**WORK TO BE COMPLETED:** Only the number is wanted: how many lines hold the word "Daily"?

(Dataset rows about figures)
──────────

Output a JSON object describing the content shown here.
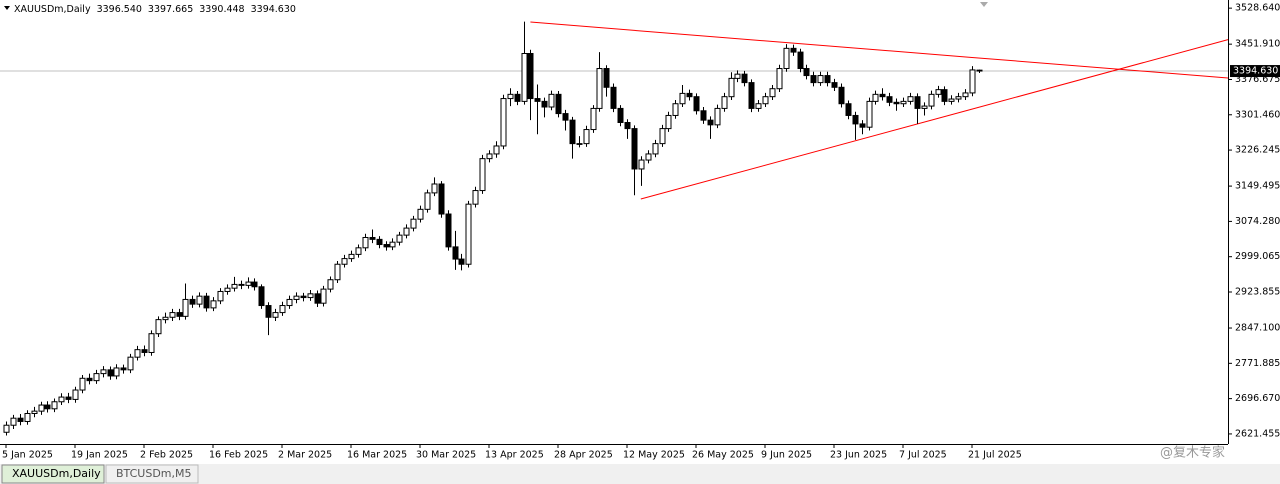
{
  "chart_data": {
    "type": "candlestick",
    "header": {
      "symbol": "XAUUSDm,Daily",
      "ohlc": [
        {
          "value": 3396.54,
          "label": "3396.540"
        },
        {
          "value": 3397.665,
          "label": "3397.665"
        },
        {
          "value": 3390.448,
          "label": "3390.448"
        },
        {
          "value": 3394.63,
          "label": "3394.630"
        }
      ]
    },
    "categories": [
      "5 Jan 2025",
      null,
      null,
      null,
      null,
      null,
      null,
      null,
      null,
      null,
      "19 Jan 2025",
      null,
      null,
      null,
      null,
      null,
      null,
      null,
      null,
      null,
      "2 Feb 2025",
      null,
      null,
      null,
      null,
      null,
      null,
      null,
      null,
      null,
      "16 Feb 2025",
      null,
      null,
      null,
      null,
      null,
      null,
      null,
      null,
      null,
      "2 Mar 2025",
      null,
      null,
      null,
      null,
      null,
      null,
      null,
      null,
      null,
      "16 Mar 2025",
      null,
      null,
      null,
      null,
      null,
      null,
      null,
      null,
      null,
      "30 Mar 2025",
      null,
      null,
      null,
      null,
      null,
      null,
      null,
      null,
      null,
      "13 Apr 2025",
      null,
      null,
      null,
      null,
      null,
      null,
      null,
      null,
      null,
      "28 Apr 2025",
      null,
      null,
      null,
      null,
      null,
      null,
      null,
      null,
      null,
      "12 May 2025",
      null,
      null,
      null,
      null,
      null,
      null,
      null,
      null,
      null,
      "26 May 2025",
      null,
      null,
      null,
      null,
      null,
      null,
      null,
      null,
      null,
      "9 Jun 2025",
      null,
      null,
      null,
      null,
      null,
      null,
      null,
      null,
      null,
      "23 Jun 2025",
      null,
      null,
      null,
      null,
      null,
      null,
      null,
      null,
      null,
      "7 Jul 2025",
      null,
      null,
      null,
      null,
      null,
      null,
      null,
      null,
      null,
      "21 Jul 2025",
      null
    ],
    "open": [
      2625,
      2640,
      2655,
      2648,
      2665,
      2670,
      2683,
      2675,
      2690,
      2700,
      2695,
      2715,
      2740,
      2735,
      2750,
      2758,
      2745,
      2762,
      2758,
      2785,
      2801,
      2795,
      2835,
      2865,
      2870,
      2880,
      2872,
      2908,
      2898,
      2915,
      2890,
      2905,
      2925,
      2932,
      2940,
      2938,
      2945,
      2935,
      2895,
      2870,
      2880,
      2895,
      2908,
      2915,
      2912,
      2920,
      2900,
      2930,
      2950,
      2983,
      2995,
      3004,
      3018,
      3040,
      3036,
      3025,
      3020,
      3030,
      3045,
      3060,
      3079,
      3100,
      3135,
      3154,
      3090,
      3020,
      2994,
      2983,
      3111,
      3140,
      3208,
      3218,
      3235,
      3336,
      3345,
      3330,
      3432,
      3336,
      3330,
      3318,
      3345,
      3304,
      3290,
      3240,
      3240,
      3270,
      3315,
      3400,
      3360,
      3315,
      3285,
      3272,
      3186,
      3205,
      3218,
      3240,
      3272,
      3300,
      3325,
      3347,
      3340,
      3310,
      3290,
      3280,
      3315,
      3340,
      3379,
      3388,
      3370,
      3315,
      3325,
      3340,
      3357,
      3400,
      3443,
      3435,
      3400,
      3385,
      3370,
      3385,
      3370,
      3360,
      3325,
      3300,
      3282,
      3275,
      3330,
      3345,
      3340,
      3328,
      3325,
      3330,
      3340,
      3315,
      3320,
      3345,
      3355,
      3330,
      3335,
      3340,
      3348,
      3396.54
    ],
    "high": [
      2648,
      2662,
      2664,
      2672,
      2679,
      2690,
      2691,
      2697,
      2708,
      2709,
      2722,
      2747,
      2750,
      2758,
      2766,
      2765,
      2770,
      2769,
      2792,
      2809,
      2810,
      2842,
      2872,
      2880,
      2888,
      2888,
      2942,
      2916,
      2923,
      2922,
      2913,
      2932,
      2940,
      2956,
      2948,
      2955,
      2953,
      2940,
      2902,
      2888,
      2903,
      2916,
      2923,
      2922,
      2928,
      2927,
      2937,
      2957,
      2990,
      3003,
      3012,
      3025,
      3048,
      3057,
      3043,
      3032,
      3038,
      3052,
      3068,
      3086,
      3108,
      3142,
      3168,
      3160,
      3098,
      3054,
      3005,
      3118,
      3148,
      3216,
      3226,
      3245,
      3344,
      3358,
      3352,
      3500,
      3440,
      3366,
      3338,
      3353,
      3352,
      3312,
      3297,
      3256,
      3278,
      3322,
      3435,
      3407,
      3368,
      3322,
      3292,
      3279,
      3213,
      3226,
      3248,
      3280,
      3308,
      3333,
      3365,
      3355,
      3347,
      3318,
      3298,
      3323,
      3348,
      3392,
      3396,
      3395,
      3377,
      3333,
      3348,
      3365,
      3408,
      3452,
      3451,
      3442,
      3408,
      3393,
      3393,
      3393,
      3378,
      3368,
      3332,
      3308,
      3290,
      3338,
      3353,
      3358,
      3348,
      3336,
      3338,
      3348,
      3347,
      3328,
      3353,
      3363,
      3362,
      3343,
      3348,
      3356,
      3405,
      3397.665
    ],
    "low": [
      2618,
      2632,
      2640,
      2641,
      2657,
      2662,
      2667,
      2668,
      2683,
      2687,
      2688,
      2708,
      2727,
      2728,
      2742,
      2737,
      2738,
      2750,
      2751,
      2778,
      2787,
      2788,
      2828,
      2857,
      2862,
      2864,
      2865,
      2890,
      2891,
      2882,
      2883,
      2898,
      2918,
      2925,
      2930,
      2931,
      2927,
      2888,
      2832,
      2862,
      2873,
      2888,
      2900,
      2904,
      2905,
      2892,
      2893,
      2923,
      2943,
      2976,
      2988,
      2997,
      3011,
      3028,
      3017,
      3012,
      3013,
      3023,
      3038,
      3053,
      3072,
      3093,
      3128,
      3082,
      3012,
      2971,
      2970,
      2976,
      3104,
      3133,
      3200,
      3210,
      3228,
      3320,
      3322,
      3323,
      3290,
      3260,
      3296,
      3311,
      3296,
      3268,
      3208,
      3232,
      3233,
      3263,
      3308,
      3340,
      3307,
      3277,
      3250,
      3130,
      3150,
      3198,
      3211,
      3233,
      3265,
      3293,
      3318,
      3332,
      3302,
      3282,
      3250,
      3273,
      3308,
      3333,
      3371,
      3362,
      3307,
      3308,
      3318,
      3333,
      3350,
      3393,
      3427,
      3392,
      3377,
      3362,
      3363,
      3362,
      3352,
      3317,
      3292,
      3248,
      3260,
      3268,
      3323,
      3332,
      3320,
      3310,
      3318,
      3323,
      3282,
      3300,
      3313,
      3338,
      3322,
      3323,
      3328,
      3333,
      3341,
      3390.448
    ],
    "close": [
      2640,
      2655,
      2648,
      2665,
      2670,
      2683,
      2675,
      2690,
      2700,
      2695,
      2715,
      2740,
      2735,
      2750,
      2758,
      2745,
      2762,
      2758,
      2785,
      2801,
      2795,
      2835,
      2865,
      2870,
      2880,
      2872,
      2908,
      2898,
      2915,
      2890,
      2905,
      2925,
      2932,
      2940,
      2938,
      2945,
      2935,
      2895,
      2870,
      2880,
      2895,
      2908,
      2915,
      2912,
      2920,
      2900,
      2930,
      2950,
      2983,
      2995,
      3004,
      3018,
      3040,
      3036,
      3025,
      3020,
      3030,
      3045,
      3060,
      3079,
      3100,
      3135,
      3154,
      3090,
      3020,
      2994,
      2983,
      3111,
      3140,
      3208,
      3218,
      3235,
      3336,
      3345,
      3330,
      3432,
      3336,
      3330,
      3318,
      3345,
      3304,
      3290,
      3240,
      3240,
      3270,
      3315,
      3400,
      3360,
      3315,
      3285,
      3272,
      3186,
      3205,
      3218,
      3240,
      3272,
      3300,
      3325,
      3347,
      3340,
      3310,
      3290,
      3280,
      3315,
      3340,
      3379,
      3388,
      3370,
      3315,
      3325,
      3340,
      3357,
      3400,
      3443,
      3435,
      3400,
      3385,
      3370,
      3385,
      3370,
      3360,
      3325,
      3300,
      3282,
      3275,
      3330,
      3345,
      3340,
      3328,
      3325,
      3330,
      3340,
      3315,
      3320,
      3345,
      3355,
      3330,
      3335,
      3340,
      3348,
      3397,
      3394.63
    ],
    "ylim": [
      2600,
      3546
    ],
    "yticks": [
      {
        "value": 2621.455,
        "label": "2621.455"
      },
      {
        "value": 2696.67,
        "label": "2696.670"
      },
      {
        "value": 2771.885,
        "label": "2771.885"
      },
      {
        "value": 2847.1,
        "label": "2847.100"
      },
      {
        "value": 2923.855,
        "label": "2923.855"
      },
      {
        "value": 2999.065,
        "label": "2999.065"
      },
      {
        "value": 3074.28,
        "label": "3074.280"
      },
      {
        "value": 3149.495,
        "label": "3149.495"
      },
      {
        "value": 3226.245,
        "label": "3226.245"
      },
      {
        "value": 3301.46,
        "label": "3301.460"
      },
      {
        "value": 3376.675,
        "label": "3376.675"
      },
      {
        "value": 3451.91,
        "label": "3451.910"
      },
      {
        "value": 3528.64,
        "label": "3528.640"
      }
    ],
    "current_price": {
      "value": 3394.63,
      "label": "3394.630"
    },
    "trendlines": [
      {
        "color": "#ff0000",
        "points": [
          [
            76,
            3499
          ],
          [
            140,
            3423.6
          ]
        ]
      },
      {
        "color": "#ff0000",
        "points": [
          [
            92,
            3122
          ],
          [
            140,
            3313.5
          ]
        ]
      }
    ],
    "up_color": "#ffffff",
    "down_color": "#000000",
    "tabs": [
      "XAUUSDm,Daily",
      "BTCUSDm,M5"
    ],
    "watermark": "@复木专家"
  }
}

──────────

**RESULT:** 2